EXERCISE BRIEF. Could you give the data below again, exactly and completely?

DATA.
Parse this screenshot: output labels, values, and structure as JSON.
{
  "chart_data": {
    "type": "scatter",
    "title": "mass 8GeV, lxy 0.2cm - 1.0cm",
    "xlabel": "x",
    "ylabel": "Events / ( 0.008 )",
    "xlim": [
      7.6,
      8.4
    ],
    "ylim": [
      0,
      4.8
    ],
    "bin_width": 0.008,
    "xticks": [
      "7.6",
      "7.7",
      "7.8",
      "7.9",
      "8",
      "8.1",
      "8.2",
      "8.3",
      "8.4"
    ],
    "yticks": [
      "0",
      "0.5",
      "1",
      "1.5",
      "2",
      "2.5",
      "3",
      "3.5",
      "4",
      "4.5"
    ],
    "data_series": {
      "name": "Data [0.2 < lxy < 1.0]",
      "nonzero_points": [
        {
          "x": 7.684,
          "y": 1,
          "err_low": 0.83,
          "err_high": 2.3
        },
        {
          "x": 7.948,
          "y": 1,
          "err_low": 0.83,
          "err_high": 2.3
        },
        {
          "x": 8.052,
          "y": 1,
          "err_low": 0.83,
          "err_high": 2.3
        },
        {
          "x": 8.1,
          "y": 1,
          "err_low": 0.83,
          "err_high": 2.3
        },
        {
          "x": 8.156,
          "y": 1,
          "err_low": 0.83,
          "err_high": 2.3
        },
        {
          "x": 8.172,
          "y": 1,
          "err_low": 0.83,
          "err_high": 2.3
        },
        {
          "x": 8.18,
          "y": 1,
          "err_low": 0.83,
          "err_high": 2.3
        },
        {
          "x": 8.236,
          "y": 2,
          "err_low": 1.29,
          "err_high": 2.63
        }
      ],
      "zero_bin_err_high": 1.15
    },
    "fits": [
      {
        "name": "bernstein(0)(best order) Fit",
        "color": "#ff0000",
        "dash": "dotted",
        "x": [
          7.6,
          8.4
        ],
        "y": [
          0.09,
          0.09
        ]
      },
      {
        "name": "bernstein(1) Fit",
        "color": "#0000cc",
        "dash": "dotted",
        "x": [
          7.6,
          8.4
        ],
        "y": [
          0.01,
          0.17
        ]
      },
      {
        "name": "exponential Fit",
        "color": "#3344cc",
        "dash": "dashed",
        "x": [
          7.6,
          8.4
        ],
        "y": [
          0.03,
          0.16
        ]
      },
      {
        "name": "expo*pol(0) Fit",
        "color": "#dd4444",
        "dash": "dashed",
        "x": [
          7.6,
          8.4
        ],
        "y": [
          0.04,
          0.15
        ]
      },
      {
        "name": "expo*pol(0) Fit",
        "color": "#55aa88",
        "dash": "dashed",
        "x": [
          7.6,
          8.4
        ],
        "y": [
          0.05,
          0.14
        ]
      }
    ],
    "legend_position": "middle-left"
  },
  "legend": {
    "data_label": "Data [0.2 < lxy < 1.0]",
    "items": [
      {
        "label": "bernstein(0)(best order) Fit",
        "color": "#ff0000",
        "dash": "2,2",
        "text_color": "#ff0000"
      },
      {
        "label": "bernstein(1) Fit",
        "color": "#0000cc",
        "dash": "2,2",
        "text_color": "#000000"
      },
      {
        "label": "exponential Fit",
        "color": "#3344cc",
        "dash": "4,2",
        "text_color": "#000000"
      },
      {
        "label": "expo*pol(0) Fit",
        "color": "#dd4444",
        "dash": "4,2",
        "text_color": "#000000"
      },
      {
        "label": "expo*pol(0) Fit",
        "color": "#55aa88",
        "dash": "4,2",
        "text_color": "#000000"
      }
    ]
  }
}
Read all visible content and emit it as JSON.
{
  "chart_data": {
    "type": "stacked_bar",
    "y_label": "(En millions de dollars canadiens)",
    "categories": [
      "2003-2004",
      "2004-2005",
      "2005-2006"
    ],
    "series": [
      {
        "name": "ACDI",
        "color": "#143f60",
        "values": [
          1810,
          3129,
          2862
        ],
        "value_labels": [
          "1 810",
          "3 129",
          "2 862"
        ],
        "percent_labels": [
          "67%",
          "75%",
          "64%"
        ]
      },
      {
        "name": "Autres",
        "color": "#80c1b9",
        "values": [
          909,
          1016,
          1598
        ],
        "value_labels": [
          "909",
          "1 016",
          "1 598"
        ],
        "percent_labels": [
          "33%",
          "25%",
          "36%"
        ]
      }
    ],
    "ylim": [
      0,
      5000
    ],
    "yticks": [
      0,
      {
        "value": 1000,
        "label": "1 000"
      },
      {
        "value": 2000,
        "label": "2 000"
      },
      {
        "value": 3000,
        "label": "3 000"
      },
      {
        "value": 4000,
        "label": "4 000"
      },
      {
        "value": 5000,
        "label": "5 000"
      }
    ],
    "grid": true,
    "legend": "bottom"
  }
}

RESULT OF THIS TASK.
Parse this screenshot: output labels, values, and structure as JSON.
{
  "chart_data": {
    "type": "scatter",
    "title": "mass 8GeV, lxy 0.2cm - 1.0cm",
    "xlabel": "x",
    "ylabel": "Events / ( 0.008 )",
    "xlim": [
      7.6,
      8.4
    ],
    "ylim": [
      0,
      4.8
    ],
    "bin_width": 0.008,
    "xticks": [
      "7.6",
      "7.7",
      "7.8",
      "7.9",
      "8",
      "8.1",
      "8.2",
      "8.3",
      "8.4"
    ],
    "yticks": [
      "0",
      "0.5",
      "1",
      "1.5",
      "2",
      "2.5",
      "3",
      "3.5",
      "4",
      "4.5"
    ],
    "data_series": {
      "name": "Data [0.2 < lxy < 1.0]",
      "nonzero_points": [
        {
          "x": 7.684,
          "y": 1,
          "err_low": 0.83,
          "err_high": 2.3
        },
        {
          "x": 7.948,
          "y": 1,
          "err_low": 0.83,
          "err_high": 2.3
        },
        {
          "x": 8.052,
          "y": 1,
          "err_low": 0.83,
          "err_high": 2.3
        },
        {
          "x": 8.1,
          "y": 1,
          "err_low": 0.83,
          "err_high": 2.3
        },
        {
          "x": 8.156,
          "y": 1,
          "err_low": 0.83,
          "err_high": 2.3
        },
        {
          "x": 8.172,
          "y": 1,
          "err_low": 0.83,
          "err_high": 2.3
        },
        {
          "x": 8.18,
          "y": 1,
          "err_low": 0.83,
          "err_high": 2.3
        },
        {
          "x": 8.236,
          "y": 2,
          "err_low": 1.29,
          "err_high": 2.63
        }
      ],
      "zero_bin_err_high": 1.15
    },
    "fits": [
      {
        "name": "bernstein(0)(best order) Fit",
        "color": "#ff0000",
        "dash": "dotted",
        "x": [
          7.6,
          8.4
        ],
        "y": [
          0.09,
          0.09
        ]
      },
      {
        "name": "bernstein(1) Fit",
        "color": "#0000cc",
        "dash": "dotted",
        "x": [
          7.6,
          8.4
        ],
        "y": [
          0.01,
          0.17
        ]
      },
      {
        "name": "exponential Fit",
        "color": "#3344cc",
        "dash": "dashed",
        "x": [
          7.6,
          8.4
        ],
        "y": [
          0.03,
          0.16
        ]
      },
      {
        "name": "expo*pol(0) Fit",
        "color": "#dd4444",
        "dash": "dashed",
        "x": [
          7.6,
          8.4
        ],
        "y": [
          0.04,
          0.15
        ]
      },
      {
        "name": "expo*pol(0) Fit",
        "color": "#55aa88",
        "dash": "dashed",
        "x": [
          7.6,
          8.4
        ],
        "y": [
          0.05,
          0.14
        ]
      }
    ],
    "legend_position": "middle-left"
  },
  "legend": {
    "data_label": "Data [0.2 < lxy < 1.0]",
    "items": [
      {
        "label": "bernstein(0)(best order) Fit",
        "color": "#ff0000",
        "dash": "2,2",
        "text_color": "#ff0000"
      },
      {
        "label": "bernstein(1) Fit",
        "color": "#0000cc",
        "dash": "2,2",
        "text_color": "#000000"
      },
      {
        "label": "exponential Fit",
        "color": "#3344cc",
        "dash": "4,2",
        "text_color": "#000000"
      },
      {
        "label": "expo*pol(0) Fit",
        "color": "#dd4444",
        "dash": "4,2",
        "text_color": "#000000"
      },
      {
        "label": "expo*pol(0) Fit",
        "color": "#55aa88",
        "dash": "4,2",
        "text_color": "#000000"
      }
    ]
  }
}
Read all visible content and emit it as JSON.
{
  "chart_data": {
    "type": "stacked_bar",
    "y_label": "(En millions de dollars canadiens)",
    "categories": [
      "2003-2004",
      "2004-2005",
      "2005-2006"
    ],
    "series": [
      {
        "name": "ACDI",
        "color": "#143f60",
        "values": [
          1810,
          3129,
          2862
        ],
        "value_labels": [
          "1 810",
          "3 129",
          "2 862"
        ],
        "percent_labels": [
          "67%",
          "75%",
          "64%"
        ]
      },
      {
        "name": "Autres",
        "color": "#80c1b9",
        "values": [
          909,
          1016,
          1598
        ],
        "value_labels": [
          "909",
          "1 016",
          "1 598"
        ],
        "percent_labels": [
          "33%",
          "25%",
          "36%"
        ]
      }
    ],
    "ylim": [
      0,
      5000
    ],
    "yticks": [
      0,
      {
        "value": 1000,
        "label": "1 000"
      },
      {
        "value": 2000,
        "label": "2 000"
      },
      {
        "value": 3000,
        "label": "3 000"
      },
      {
        "value": 4000,
        "label": "4 000"
      },
      {
        "value": 5000,
        "label": "5 000"
      }
    ],
    "grid": true,
    "legend": "bottom"
  }
}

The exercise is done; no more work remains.